Stored data:
┄┄┄┄┄┄┄┄┄┄

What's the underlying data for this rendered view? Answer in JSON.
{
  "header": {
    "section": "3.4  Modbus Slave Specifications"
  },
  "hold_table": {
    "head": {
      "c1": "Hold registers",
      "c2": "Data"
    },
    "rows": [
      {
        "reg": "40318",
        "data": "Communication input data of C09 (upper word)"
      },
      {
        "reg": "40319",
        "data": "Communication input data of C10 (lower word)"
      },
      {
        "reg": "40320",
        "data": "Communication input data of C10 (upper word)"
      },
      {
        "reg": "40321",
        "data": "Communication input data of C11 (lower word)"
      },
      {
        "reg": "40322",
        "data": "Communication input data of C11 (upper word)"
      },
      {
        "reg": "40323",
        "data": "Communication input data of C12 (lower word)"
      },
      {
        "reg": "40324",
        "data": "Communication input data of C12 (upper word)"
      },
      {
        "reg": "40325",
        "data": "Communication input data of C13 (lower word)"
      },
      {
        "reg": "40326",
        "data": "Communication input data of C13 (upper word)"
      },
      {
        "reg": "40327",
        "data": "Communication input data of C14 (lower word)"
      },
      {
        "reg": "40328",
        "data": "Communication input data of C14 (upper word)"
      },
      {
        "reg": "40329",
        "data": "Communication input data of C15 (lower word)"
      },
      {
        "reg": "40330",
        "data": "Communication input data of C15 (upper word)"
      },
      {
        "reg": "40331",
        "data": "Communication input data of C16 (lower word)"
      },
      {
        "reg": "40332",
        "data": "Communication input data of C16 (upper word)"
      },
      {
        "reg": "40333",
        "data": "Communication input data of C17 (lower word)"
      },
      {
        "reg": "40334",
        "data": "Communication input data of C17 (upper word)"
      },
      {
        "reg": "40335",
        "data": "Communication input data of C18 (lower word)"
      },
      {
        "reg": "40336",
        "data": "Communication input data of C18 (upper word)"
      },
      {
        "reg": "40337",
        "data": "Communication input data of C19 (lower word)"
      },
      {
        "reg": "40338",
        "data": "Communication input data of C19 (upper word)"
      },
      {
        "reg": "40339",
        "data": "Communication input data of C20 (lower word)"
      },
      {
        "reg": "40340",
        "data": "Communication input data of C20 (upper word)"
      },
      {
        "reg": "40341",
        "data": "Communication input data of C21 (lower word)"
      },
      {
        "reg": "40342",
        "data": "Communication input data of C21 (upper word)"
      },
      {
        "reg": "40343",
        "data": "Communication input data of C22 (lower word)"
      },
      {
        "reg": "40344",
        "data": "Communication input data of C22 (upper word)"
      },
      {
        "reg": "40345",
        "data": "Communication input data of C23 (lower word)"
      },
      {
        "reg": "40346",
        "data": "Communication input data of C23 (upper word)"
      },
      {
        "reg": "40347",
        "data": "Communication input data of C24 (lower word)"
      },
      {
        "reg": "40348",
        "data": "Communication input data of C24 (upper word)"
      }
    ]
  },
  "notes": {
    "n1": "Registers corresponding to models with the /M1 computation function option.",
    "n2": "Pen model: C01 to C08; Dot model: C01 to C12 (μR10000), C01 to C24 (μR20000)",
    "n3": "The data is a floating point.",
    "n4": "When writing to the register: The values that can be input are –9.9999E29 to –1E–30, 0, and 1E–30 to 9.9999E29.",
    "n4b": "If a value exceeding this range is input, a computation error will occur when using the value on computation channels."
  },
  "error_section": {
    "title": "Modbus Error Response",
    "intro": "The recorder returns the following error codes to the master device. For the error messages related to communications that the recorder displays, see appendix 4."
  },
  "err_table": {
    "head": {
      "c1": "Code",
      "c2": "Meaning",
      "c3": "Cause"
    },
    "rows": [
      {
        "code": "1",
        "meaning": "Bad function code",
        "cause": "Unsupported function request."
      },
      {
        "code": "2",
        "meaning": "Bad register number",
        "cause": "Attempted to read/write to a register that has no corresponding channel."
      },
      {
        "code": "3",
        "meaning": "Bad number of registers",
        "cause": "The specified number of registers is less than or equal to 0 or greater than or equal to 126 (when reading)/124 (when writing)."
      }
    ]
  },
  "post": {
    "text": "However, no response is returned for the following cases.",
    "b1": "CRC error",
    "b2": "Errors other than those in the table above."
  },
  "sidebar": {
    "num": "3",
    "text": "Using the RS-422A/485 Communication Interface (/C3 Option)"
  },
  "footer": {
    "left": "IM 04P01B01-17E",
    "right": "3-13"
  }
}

┄┄┄┄┄┄┄┄┄┄

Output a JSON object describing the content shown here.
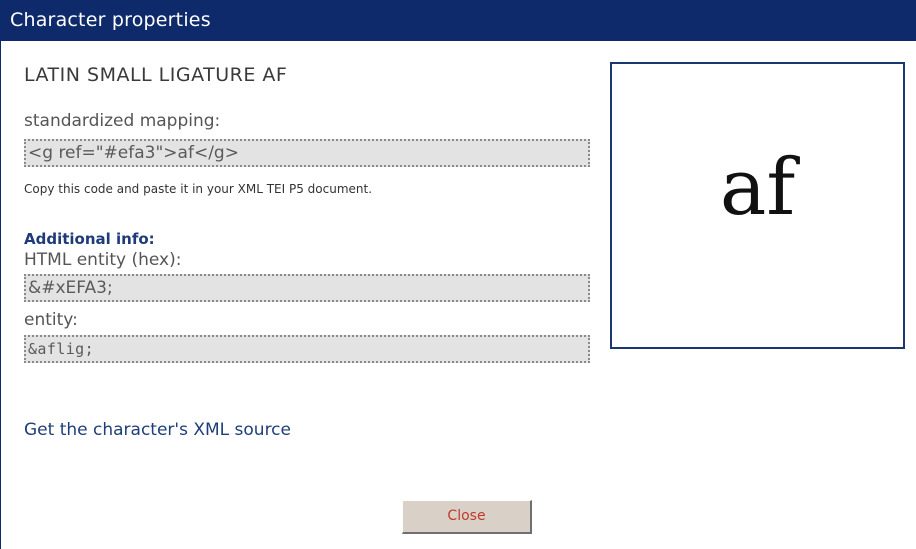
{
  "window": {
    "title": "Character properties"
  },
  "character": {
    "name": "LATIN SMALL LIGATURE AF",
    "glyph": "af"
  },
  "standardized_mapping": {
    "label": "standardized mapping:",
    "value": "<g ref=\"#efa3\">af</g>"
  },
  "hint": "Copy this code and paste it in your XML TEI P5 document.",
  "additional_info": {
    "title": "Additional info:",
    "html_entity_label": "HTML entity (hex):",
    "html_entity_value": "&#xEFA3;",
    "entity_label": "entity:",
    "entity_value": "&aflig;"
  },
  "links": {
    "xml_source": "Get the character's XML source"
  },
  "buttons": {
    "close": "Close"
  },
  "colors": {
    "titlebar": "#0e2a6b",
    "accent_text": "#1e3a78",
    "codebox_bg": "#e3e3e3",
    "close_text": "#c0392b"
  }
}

┄┄┄┄┄┄┄┄┄┄

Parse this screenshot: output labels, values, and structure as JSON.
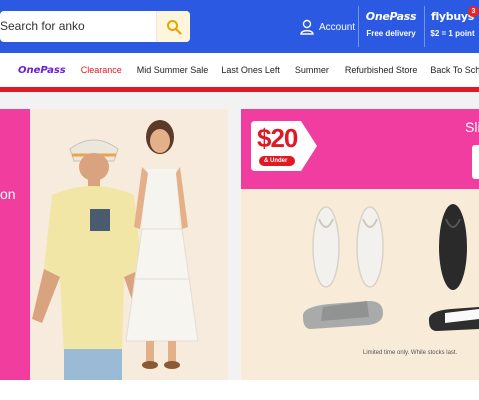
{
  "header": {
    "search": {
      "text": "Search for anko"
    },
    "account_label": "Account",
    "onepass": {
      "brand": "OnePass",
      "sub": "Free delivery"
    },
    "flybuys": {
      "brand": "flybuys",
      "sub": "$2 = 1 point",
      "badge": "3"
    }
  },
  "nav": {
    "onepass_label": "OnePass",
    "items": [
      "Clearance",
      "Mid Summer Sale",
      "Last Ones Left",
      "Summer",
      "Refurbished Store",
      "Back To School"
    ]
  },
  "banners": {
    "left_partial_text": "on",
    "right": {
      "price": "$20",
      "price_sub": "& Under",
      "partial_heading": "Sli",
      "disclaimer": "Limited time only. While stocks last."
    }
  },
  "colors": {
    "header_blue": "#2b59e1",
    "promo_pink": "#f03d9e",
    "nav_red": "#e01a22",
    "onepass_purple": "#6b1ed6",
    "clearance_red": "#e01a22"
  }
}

┄┄┄┄┄┄┄┄┄┄

▶ [WHAT YOU NEED TO DO]: Tally how many lines of the records hold the word "computation". Answer with the number only.

▶ [FINAL RESULT]: 2